_Supplied data_:
--- start ---

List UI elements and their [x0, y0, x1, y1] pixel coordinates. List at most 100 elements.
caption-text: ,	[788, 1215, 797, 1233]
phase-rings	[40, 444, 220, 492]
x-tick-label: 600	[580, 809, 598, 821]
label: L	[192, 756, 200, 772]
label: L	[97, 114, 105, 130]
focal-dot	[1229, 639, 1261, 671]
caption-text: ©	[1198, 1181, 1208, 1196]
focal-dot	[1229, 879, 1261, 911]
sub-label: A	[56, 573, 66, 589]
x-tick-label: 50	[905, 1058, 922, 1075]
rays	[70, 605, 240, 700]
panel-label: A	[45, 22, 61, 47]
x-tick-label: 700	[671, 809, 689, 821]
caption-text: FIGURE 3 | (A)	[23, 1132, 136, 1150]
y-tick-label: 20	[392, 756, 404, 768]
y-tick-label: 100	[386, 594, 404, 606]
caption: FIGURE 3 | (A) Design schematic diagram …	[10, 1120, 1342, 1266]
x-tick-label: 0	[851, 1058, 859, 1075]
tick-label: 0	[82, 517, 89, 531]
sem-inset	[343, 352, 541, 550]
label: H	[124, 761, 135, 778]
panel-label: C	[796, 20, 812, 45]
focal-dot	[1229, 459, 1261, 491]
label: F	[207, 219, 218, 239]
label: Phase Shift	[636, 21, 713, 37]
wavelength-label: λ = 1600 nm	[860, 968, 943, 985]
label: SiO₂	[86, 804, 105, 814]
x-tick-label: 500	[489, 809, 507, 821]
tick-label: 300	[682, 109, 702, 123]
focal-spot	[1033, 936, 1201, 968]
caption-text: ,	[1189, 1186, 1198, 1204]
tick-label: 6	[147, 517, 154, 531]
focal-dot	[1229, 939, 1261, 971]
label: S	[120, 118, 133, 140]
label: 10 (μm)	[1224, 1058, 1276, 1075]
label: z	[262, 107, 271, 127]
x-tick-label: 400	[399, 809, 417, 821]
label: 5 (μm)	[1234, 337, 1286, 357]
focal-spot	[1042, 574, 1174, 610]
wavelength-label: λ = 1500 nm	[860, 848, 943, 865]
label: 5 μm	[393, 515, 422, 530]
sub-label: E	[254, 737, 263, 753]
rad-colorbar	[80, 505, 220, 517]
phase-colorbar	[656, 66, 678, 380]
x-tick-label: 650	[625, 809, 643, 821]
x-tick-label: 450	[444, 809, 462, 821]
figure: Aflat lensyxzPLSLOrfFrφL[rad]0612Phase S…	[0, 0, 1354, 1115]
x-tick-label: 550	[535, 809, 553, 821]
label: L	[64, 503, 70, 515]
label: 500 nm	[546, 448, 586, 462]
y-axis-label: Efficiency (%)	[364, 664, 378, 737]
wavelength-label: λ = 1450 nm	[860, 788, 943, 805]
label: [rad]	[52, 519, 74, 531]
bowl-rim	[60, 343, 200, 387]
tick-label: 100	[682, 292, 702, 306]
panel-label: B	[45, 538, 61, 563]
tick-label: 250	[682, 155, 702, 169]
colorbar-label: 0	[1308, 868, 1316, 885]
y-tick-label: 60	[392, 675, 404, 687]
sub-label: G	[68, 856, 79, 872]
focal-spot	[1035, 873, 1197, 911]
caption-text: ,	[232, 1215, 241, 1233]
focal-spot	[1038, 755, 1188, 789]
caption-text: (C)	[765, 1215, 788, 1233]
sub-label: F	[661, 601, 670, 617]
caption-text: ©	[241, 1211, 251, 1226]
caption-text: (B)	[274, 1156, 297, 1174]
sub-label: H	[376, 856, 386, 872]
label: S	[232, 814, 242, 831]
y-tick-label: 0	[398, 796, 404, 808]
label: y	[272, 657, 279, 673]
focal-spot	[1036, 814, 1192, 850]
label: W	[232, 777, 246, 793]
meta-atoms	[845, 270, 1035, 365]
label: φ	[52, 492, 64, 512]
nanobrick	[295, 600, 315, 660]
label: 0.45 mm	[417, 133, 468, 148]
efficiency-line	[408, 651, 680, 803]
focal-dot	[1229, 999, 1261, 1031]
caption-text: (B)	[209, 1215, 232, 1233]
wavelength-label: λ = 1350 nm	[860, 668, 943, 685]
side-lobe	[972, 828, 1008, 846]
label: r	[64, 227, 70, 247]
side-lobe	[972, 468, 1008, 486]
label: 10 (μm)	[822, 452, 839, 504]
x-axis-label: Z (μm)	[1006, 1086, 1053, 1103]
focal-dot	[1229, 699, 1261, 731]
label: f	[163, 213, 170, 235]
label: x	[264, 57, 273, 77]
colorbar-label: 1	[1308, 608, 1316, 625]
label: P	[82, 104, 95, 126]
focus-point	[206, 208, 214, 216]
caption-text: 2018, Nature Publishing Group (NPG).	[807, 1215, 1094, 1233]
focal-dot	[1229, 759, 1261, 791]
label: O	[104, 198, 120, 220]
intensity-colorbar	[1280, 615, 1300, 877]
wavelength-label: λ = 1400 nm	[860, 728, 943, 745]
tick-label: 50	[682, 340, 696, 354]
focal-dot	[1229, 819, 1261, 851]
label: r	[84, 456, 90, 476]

--- end ---
--- start ---

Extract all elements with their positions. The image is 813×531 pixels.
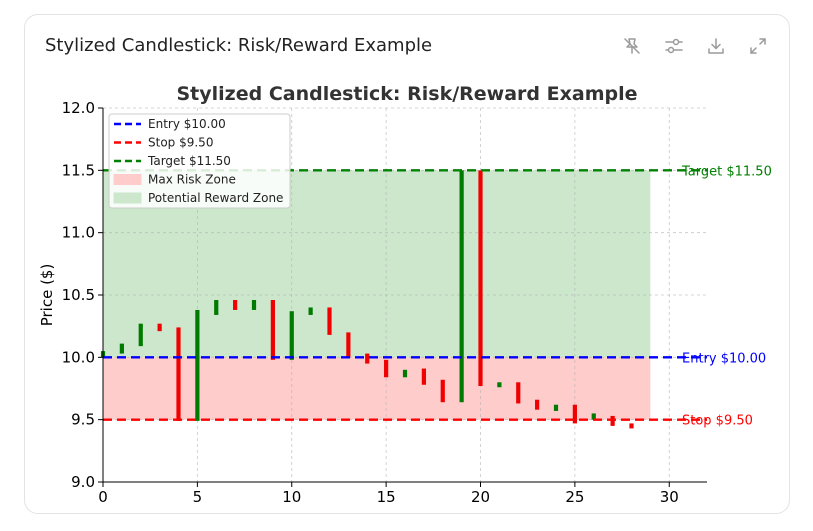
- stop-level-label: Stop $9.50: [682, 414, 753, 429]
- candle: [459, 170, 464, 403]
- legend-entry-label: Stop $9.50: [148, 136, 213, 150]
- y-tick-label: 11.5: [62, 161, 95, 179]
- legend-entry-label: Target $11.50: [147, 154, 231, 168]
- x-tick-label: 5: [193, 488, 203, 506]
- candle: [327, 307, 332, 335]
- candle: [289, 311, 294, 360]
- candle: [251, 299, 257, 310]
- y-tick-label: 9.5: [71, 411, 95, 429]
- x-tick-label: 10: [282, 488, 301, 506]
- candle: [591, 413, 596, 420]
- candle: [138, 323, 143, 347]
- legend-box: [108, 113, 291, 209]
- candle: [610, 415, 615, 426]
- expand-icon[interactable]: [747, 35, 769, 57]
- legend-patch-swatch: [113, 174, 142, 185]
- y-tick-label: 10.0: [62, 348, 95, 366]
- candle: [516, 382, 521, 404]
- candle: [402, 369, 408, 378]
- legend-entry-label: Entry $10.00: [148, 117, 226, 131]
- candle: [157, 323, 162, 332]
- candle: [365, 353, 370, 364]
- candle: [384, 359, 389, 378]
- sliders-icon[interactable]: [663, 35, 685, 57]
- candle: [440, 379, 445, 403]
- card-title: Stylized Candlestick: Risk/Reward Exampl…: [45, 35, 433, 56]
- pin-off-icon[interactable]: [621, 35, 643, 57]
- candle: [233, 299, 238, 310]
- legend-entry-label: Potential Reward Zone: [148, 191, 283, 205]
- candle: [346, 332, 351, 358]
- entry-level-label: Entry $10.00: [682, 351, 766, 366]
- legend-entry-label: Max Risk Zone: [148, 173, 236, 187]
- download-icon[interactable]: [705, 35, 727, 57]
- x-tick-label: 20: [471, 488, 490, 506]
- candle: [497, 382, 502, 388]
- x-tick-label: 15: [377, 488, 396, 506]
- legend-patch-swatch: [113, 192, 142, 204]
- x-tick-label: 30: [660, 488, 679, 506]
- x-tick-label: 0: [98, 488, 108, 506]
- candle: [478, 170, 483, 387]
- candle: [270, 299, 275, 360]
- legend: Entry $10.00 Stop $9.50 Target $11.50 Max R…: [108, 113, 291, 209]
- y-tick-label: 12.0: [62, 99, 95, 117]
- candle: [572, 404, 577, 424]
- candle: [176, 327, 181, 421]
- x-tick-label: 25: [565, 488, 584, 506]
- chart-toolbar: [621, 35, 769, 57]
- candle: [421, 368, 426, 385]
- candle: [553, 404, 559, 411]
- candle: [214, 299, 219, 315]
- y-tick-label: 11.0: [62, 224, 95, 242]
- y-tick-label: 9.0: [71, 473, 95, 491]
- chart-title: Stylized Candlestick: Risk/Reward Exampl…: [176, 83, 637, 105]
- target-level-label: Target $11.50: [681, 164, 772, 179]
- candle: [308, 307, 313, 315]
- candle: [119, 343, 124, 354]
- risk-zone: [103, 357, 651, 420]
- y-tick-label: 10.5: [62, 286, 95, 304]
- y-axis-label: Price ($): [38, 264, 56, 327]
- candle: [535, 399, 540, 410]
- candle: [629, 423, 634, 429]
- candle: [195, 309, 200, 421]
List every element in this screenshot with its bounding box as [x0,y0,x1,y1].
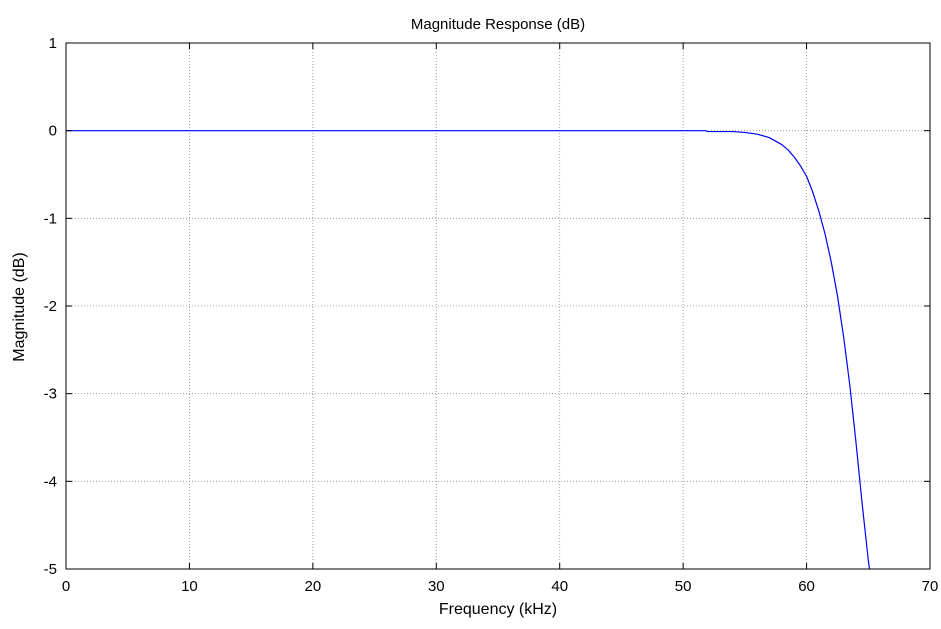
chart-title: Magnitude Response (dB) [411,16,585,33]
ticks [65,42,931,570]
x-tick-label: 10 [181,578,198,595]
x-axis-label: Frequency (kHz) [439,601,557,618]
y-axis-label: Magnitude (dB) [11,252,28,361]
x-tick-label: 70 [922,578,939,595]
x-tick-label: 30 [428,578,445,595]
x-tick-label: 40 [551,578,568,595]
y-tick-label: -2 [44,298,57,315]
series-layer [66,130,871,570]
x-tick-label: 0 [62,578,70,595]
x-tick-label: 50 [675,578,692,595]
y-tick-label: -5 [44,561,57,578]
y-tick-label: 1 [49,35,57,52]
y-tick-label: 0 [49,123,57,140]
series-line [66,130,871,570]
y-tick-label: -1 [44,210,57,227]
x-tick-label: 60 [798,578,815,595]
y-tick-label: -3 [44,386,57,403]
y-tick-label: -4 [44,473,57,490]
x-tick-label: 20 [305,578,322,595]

--- end ---
--- start ---

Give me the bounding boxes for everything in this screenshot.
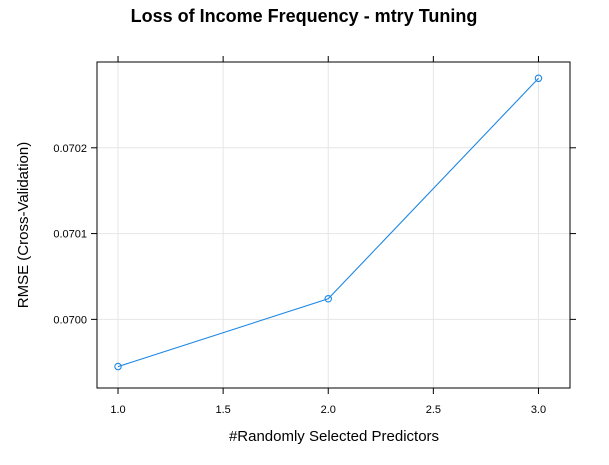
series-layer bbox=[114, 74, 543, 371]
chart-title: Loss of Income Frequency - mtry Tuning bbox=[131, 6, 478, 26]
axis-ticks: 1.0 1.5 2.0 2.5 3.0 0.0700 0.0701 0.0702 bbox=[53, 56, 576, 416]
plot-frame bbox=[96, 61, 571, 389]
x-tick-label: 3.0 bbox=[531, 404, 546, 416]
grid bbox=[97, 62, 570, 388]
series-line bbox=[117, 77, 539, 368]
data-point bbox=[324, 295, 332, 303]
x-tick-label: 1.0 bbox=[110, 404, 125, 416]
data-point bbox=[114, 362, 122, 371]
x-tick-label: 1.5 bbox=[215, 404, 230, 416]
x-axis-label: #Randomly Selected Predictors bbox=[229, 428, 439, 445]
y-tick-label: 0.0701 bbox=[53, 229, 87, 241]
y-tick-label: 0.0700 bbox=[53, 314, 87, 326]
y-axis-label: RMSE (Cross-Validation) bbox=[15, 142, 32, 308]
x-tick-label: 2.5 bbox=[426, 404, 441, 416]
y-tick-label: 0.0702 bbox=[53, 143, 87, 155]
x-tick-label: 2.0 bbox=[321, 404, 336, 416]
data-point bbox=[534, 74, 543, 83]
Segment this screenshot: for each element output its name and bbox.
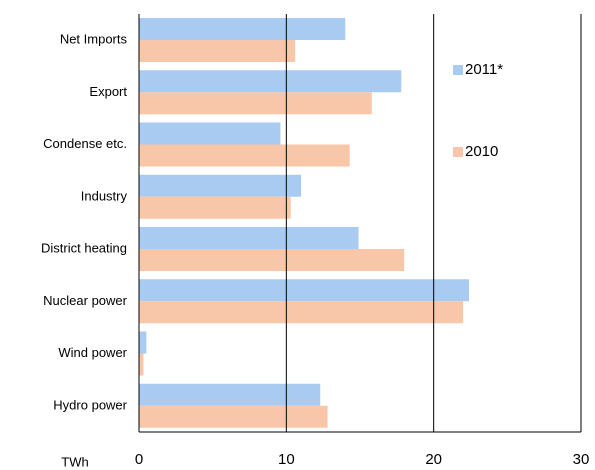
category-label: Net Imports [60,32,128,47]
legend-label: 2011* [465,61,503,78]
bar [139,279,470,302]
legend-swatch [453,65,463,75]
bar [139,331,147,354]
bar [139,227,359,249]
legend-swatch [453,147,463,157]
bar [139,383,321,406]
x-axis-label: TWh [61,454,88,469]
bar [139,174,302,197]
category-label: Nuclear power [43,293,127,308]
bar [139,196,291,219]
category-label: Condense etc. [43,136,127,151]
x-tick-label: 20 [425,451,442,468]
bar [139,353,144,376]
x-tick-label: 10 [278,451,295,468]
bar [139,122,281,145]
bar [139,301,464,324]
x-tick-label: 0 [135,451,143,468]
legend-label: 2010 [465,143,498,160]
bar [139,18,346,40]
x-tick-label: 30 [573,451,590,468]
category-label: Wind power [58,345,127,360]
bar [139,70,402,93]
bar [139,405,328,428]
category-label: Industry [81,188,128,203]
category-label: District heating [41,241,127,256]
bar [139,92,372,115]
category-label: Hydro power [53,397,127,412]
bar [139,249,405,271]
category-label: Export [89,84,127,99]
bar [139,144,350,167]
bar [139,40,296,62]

--- end ---

_Work instructions_: Print the lines from the one containing "List UI elements" up to and including the one containing "809, 689, 821]", reproducing each exactly.

_Exercise solution_:
List UI elements and their [x0, y0, x1, y1] pixel coordinates. List at most 100 elements.
caption-text: ,	[788, 1215, 797, 1233]
phase-rings	[40, 444, 220, 492]
x-tick-label: 600	[580, 809, 598, 821]
label: L	[192, 756, 200, 772]
label: L	[97, 114, 105, 130]
focal-dot	[1229, 639, 1261, 671]
caption-text: ©	[1198, 1181, 1208, 1196]
focal-dot	[1229, 879, 1261, 911]
sub-label: A	[56, 573, 66, 589]
x-tick-label: 50	[905, 1058, 922, 1075]
rays	[70, 605, 240, 700]
panel-label: A	[45, 22, 61, 47]
x-tick-label: 700	[671, 809, 689, 821]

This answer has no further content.